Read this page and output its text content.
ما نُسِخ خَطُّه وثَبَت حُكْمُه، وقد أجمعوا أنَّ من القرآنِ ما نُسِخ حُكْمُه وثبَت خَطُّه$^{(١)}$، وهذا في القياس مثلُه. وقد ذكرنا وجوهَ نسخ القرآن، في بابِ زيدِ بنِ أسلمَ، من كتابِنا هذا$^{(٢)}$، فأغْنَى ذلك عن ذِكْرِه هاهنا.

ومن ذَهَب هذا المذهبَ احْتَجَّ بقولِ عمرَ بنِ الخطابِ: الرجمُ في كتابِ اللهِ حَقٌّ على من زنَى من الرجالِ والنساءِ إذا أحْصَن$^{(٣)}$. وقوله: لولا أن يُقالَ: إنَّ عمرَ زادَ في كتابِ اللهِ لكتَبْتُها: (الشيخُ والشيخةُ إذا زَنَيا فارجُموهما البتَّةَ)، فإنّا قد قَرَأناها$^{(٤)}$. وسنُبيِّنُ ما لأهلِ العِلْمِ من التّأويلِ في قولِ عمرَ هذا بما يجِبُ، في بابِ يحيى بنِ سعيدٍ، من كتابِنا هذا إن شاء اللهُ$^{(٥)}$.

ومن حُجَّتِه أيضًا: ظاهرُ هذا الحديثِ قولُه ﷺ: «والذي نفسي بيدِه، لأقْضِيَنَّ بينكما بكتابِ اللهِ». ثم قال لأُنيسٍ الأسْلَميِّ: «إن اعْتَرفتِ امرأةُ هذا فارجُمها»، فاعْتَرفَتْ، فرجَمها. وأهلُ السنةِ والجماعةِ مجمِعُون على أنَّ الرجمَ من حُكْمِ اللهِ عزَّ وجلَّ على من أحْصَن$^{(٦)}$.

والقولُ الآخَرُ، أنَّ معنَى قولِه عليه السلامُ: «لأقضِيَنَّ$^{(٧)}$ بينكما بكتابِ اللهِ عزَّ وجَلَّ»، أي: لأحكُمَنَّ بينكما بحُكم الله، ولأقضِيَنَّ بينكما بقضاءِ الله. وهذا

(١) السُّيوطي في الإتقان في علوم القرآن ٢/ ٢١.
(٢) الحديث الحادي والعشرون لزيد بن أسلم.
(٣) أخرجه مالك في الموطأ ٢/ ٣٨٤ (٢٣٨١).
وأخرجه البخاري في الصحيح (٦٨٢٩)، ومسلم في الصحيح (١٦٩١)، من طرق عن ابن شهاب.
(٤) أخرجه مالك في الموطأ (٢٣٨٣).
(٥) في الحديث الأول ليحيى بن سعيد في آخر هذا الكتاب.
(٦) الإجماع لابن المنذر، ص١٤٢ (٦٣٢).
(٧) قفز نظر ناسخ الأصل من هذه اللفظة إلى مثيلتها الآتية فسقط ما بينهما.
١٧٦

^^^^^^^^

**Exercise task**
Output the entries verbatim.

**Task output**
Read this page and output its text content.
ما نُسِخ خَطُّه وثَبَت حُكْمُه، وقد أجمعوا أنَّ من القرآنِ ما نُسِخ حُكْمُه وثبَت خَطُّه$^{(١)}$، وهذا في القياس مثلُه. وقد ذكرنا وجوهَ نسخ القرآن، في بابِ زيدِ بنِ أسلمَ، من كتابِنا هذا$^{(٢)}$، فأغْنَى ذلك عن ذِكْرِه هاهنا.

ومن ذَهَب هذا المذهبَ احْتَجَّ بقولِ عمرَ بنِ الخطابِ: الرجمُ في كتابِ اللهِ حَقٌّ على من زنَى من الرجالِ والنساءِ إذا أحْصَن$^{(٣)}$. وقوله: لولا أن يُقالَ: إنَّ عمرَ زادَ في كتابِ اللهِ لكتَبْتُها: (الشيخُ والشيخةُ إذا زَنَيا فارجُموهما البتَّةَ)، فإنّا قد قَرَأناها$^{(٤)}$. وسنُبيِّنُ ما لأهلِ العِلْمِ من التّأويلِ في قولِ عمرَ هذا بما يجِبُ، في بابِ يحيى بنِ سعيدٍ، من كتابِنا هذا إن شاء اللهُ$^{(٥)}$.

ومن حُجَّتِه أيضًا: ظاهرُ هذا الحديثِ قولُه ﷺ: «والذي نفسي بيدِه، لأقْضِيَنَّ بينكما بكتابِ اللهِ». ثم قال لأُنيسٍ الأسْلَميِّ: «إن اعْتَرفتِ امرأةُ هذا فارجُمها»، فاعْتَرفَتْ، فرجَمها. وأهلُ السنةِ والجماعةِ مجمِعُون على أنَّ الرجمَ من حُكْمِ اللهِ عزَّ وجلَّ على من أحْصَن$^{(٦)}$.

والقولُ الآخَرُ، أنَّ معنَى قولِه عليه السلامُ: «لأقضِيَنَّ$^{(٧)}$ بينكما بكتابِ اللهِ عزَّ وجَلَّ»، أي: لأحكُمَنَّ بينكما بحُكم الله، ولأقضِيَنَّ بينكما بقضاءِ الله. وهذا

(١) السُّيوطي في الإتقان في علوم القرآن ٢/ ٢١.
(٢) الحديث الحادي والعشرون لزيد بن أسلم.
(٣) أخرجه مالك في الموطأ ٢/ ٣٨٤ (٢٣٨١).
وأخرجه البخاري في الصحيح (٦٨٢٩)، ومسلم في الصحيح (١٦٩١)، من طرق عن ابن شهاب.
(٤) أخرجه مالك في الموطأ (٢٣٨٣).
(٥) في الحديث الأول ليحيى بن سعيد في آخر هذا الكتاب.
(٦) الإجماع لابن المنذر، ص١٤٢ (٦٣٢).
(٧) قفز نظر ناسخ الأصل من هذه اللفظة إلى مثيلتها الآتية فسقط ما بينهما.
١٧٦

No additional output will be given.